# What the task asks
Make an exact copy of all the material below, apart from the pictures.

# Input material
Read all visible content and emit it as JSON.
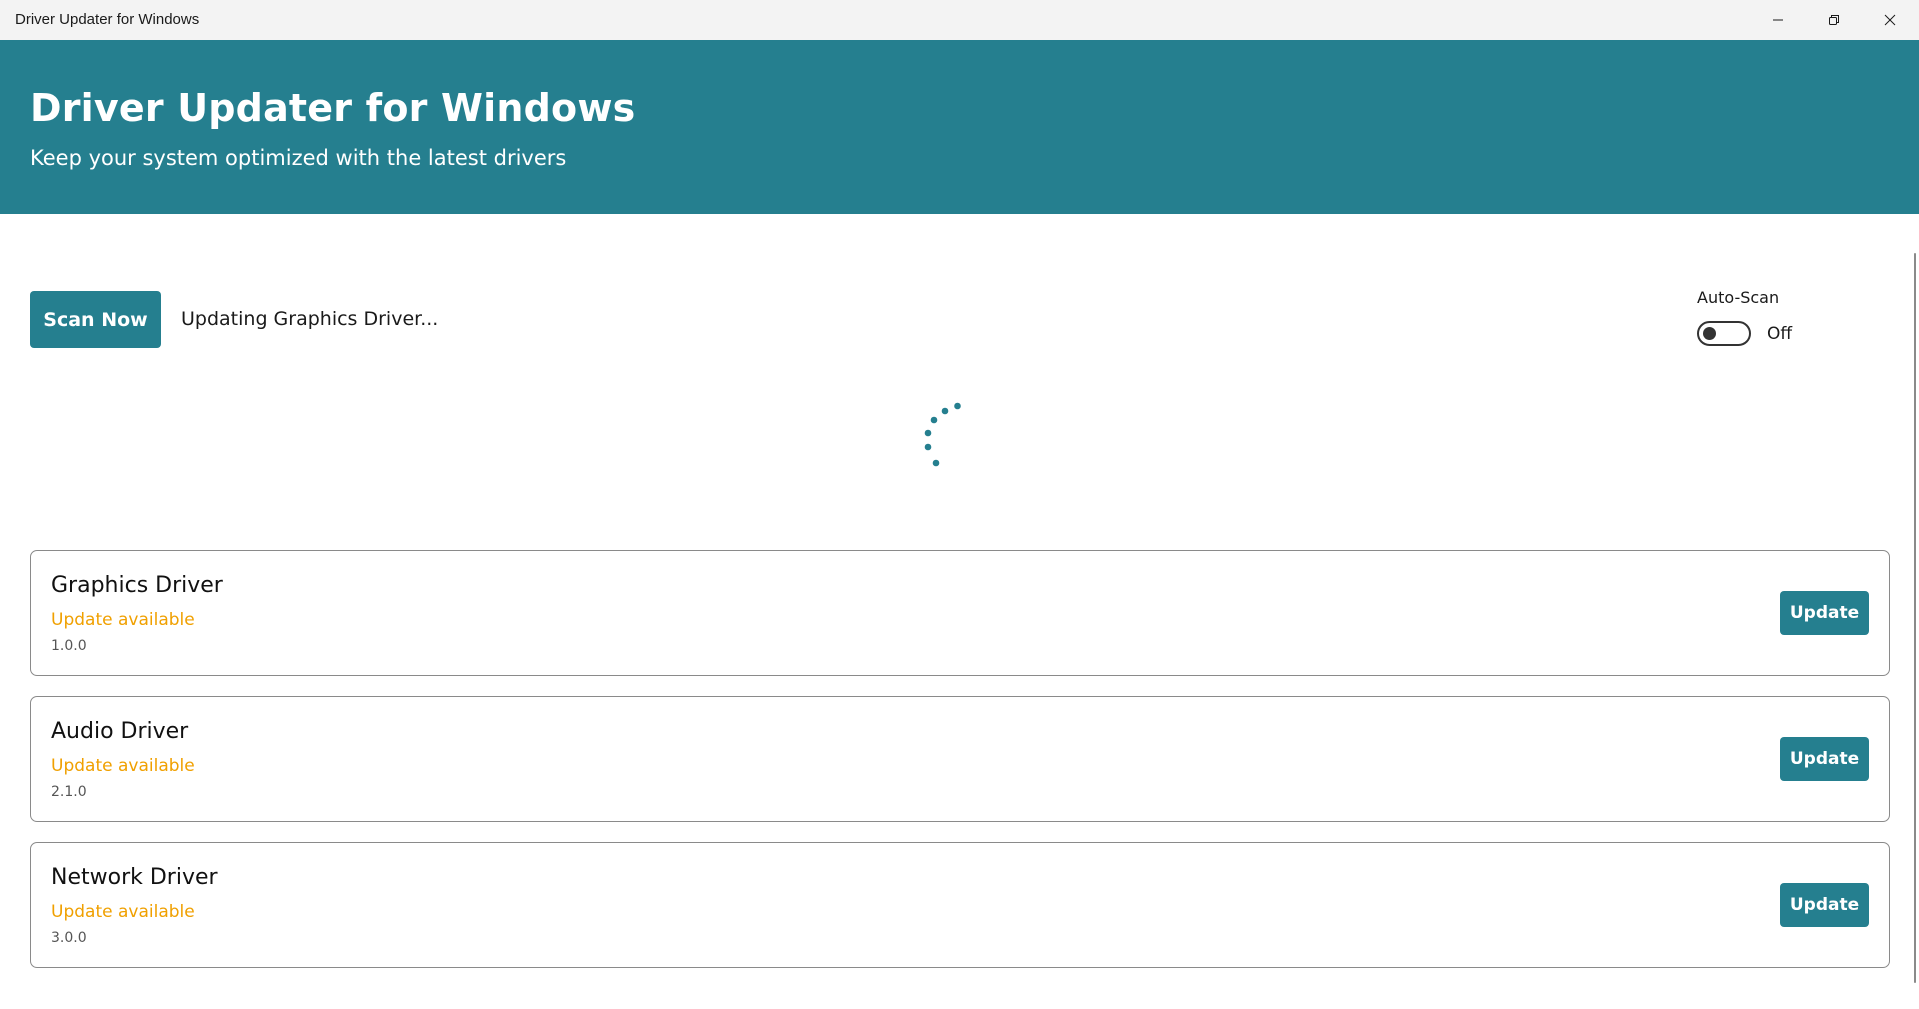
{
  "window": {
    "title": "Driver Updater for Windows"
  },
  "header": {
    "title": "Driver Updater for Windows",
    "subtitle": "Keep your system optimized with the latest drivers",
    "background_color": "#257f8f"
  },
  "toolbar": {
    "scan_label": "Scan Now",
    "status_text": "Updating Graphics Driver..."
  },
  "auto_scan": {
    "label": "Auto-Scan",
    "state_text": "Off",
    "enabled": false
  },
  "drivers": [
    {
      "name": "Graphics Driver",
      "status": "Update available",
      "version": "1.0.0",
      "action_label": "Update"
    },
    {
      "name": "Audio Driver",
      "status": "Update available",
      "version": "2.1.0",
      "action_label": "Update"
    },
    {
      "name": "Network Driver",
      "status": "Update available",
      "version": "3.0.0",
      "action_label": "Update"
    }
  ],
  "colors": {
    "accent": "#257f8f",
    "status_warning": "#f0a000"
  },
  "icons": {
    "minimize": "minimize-icon",
    "maximize": "restore-icon",
    "close": "close-icon",
    "spinner": "loading-spinner-icon"
  }
}
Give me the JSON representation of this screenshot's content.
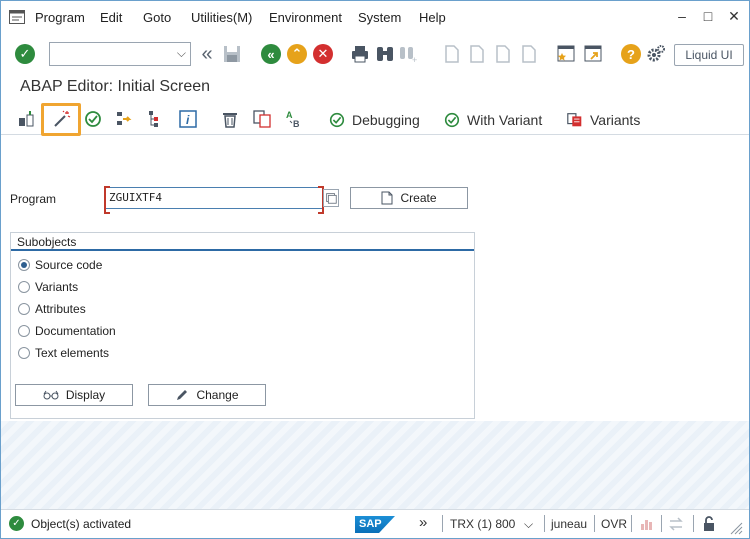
{
  "menubar": {
    "items": [
      {
        "label": "Program"
      },
      {
        "label": "Edit"
      },
      {
        "label": "Goto"
      },
      {
        "label": "Utilities(M)"
      },
      {
        "label": "Environment"
      },
      {
        "label": "System"
      },
      {
        "label": "Help"
      }
    ]
  },
  "toolbar": {
    "command_field_value": "",
    "liquid_ui_label": "Liquid UI"
  },
  "page": {
    "title": "ABAP Editor: Initial Screen"
  },
  "app_toolbar": {
    "debugging_label": "Debugging",
    "with_variant_label": "With Variant",
    "variants_label": "Variants"
  },
  "form": {
    "program_label": "Program",
    "program_value": "ZGUIXTF4",
    "create_label": "Create"
  },
  "subobjects": {
    "title": "Subobjects",
    "options": [
      {
        "label": "Source code",
        "selected": true
      },
      {
        "label": "Variants",
        "selected": false
      },
      {
        "label": "Attributes",
        "selected": false
      },
      {
        "label": "Documentation",
        "selected": false
      },
      {
        "label": "Text elements",
        "selected": false
      }
    ],
    "display_label": "Display",
    "change_label": "Change"
  },
  "statusbar": {
    "message": "Object(s) activated",
    "logo_text": "SAP",
    "system_info": "TRX (1) 800",
    "server": "juneau",
    "mode": "OVR"
  },
  "colors": {
    "highlight": "#f0a531",
    "success_green": "#2e8b3e",
    "cancel_red": "#d32f2f",
    "accent_blue": "#2d6aa5"
  }
}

# Response to the task
Read all visible content and emit it as JSON.
{
  "window": {
    "title": "Driver Updater for Windows"
  },
  "header": {
    "title": "Driver Updater for Windows",
    "subtitle": "Keep your system optimized with the latest drivers",
    "background_color": "#257f8f"
  },
  "toolbar": {
    "scan_label": "Scan Now",
    "status_text": "Updating Graphics Driver..."
  },
  "auto_scan": {
    "label": "Auto-Scan",
    "state_text": "Off",
    "enabled": false
  },
  "drivers": [
    {
      "name": "Graphics Driver",
      "status": "Update available",
      "version": "1.0.0",
      "action_label": "Update"
    },
    {
      "name": "Audio Driver",
      "status": "Update available",
      "version": "2.1.0",
      "action_label": "Update"
    },
    {
      "name": "Network Driver",
      "status": "Update available",
      "version": "3.0.0",
      "action_label": "Update"
    }
  ],
  "colors": {
    "accent": "#257f8f",
    "status_warning": "#f0a000"
  },
  "icons": {
    "minimize": "minimize-icon",
    "maximize": "restore-icon",
    "close": "close-icon",
    "spinner": "loading-spinner-icon"
  }
}
Give me the JSON representation of this screenshot's content.
{
  "menubar": {
    "items": [
      {
        "label": "Program"
      },
      {
        "label": "Edit"
      },
      {
        "label": "Goto"
      },
      {
        "label": "Utilities(M)"
      },
      {
        "label": "Environment"
      },
      {
        "label": "System"
      },
      {
        "label": "Help"
      }
    ]
  },
  "toolbar": {
    "command_field_value": "",
    "liquid_ui_label": "Liquid UI"
  },
  "page": {
    "title": "ABAP Editor: Initial Screen"
  },
  "app_toolbar": {
    "debugging_label": "Debugging",
    "with_variant_label": "With Variant",
    "variants_label": "Variants"
  },
  "form": {
    "program_label": "Program",
    "program_value": "ZGUIXTF4",
    "create_label": "Create"
  },
  "subobjects": {
    "title": "Subobjects",
    "options": [
      {
        "label": "Source code",
        "selected": true
      },
      {
        "label": "Variants",
        "selected": false
      },
      {
        "label": "Attributes",
        "selected": false
      },
      {
        "label": "Documentation",
        "selected": false
      },
      {
        "label": "Text elements",
        "selected": false
      }
    ],
    "display_label": "Display",
    "change_label": "Change"
  },
  "statusbar": {
    "message": "Object(s) activated",
    "logo_text": "SAP",
    "system_info": "TRX (1) 800",
    "server": "juneau",
    "mode": "OVR"
  },
  "colors": {
    "highlight": "#f0a531",
    "success_green": "#2e8b3e",
    "cancel_red": "#d32f2f",
    "accent_blue": "#2d6aa5"
  }
}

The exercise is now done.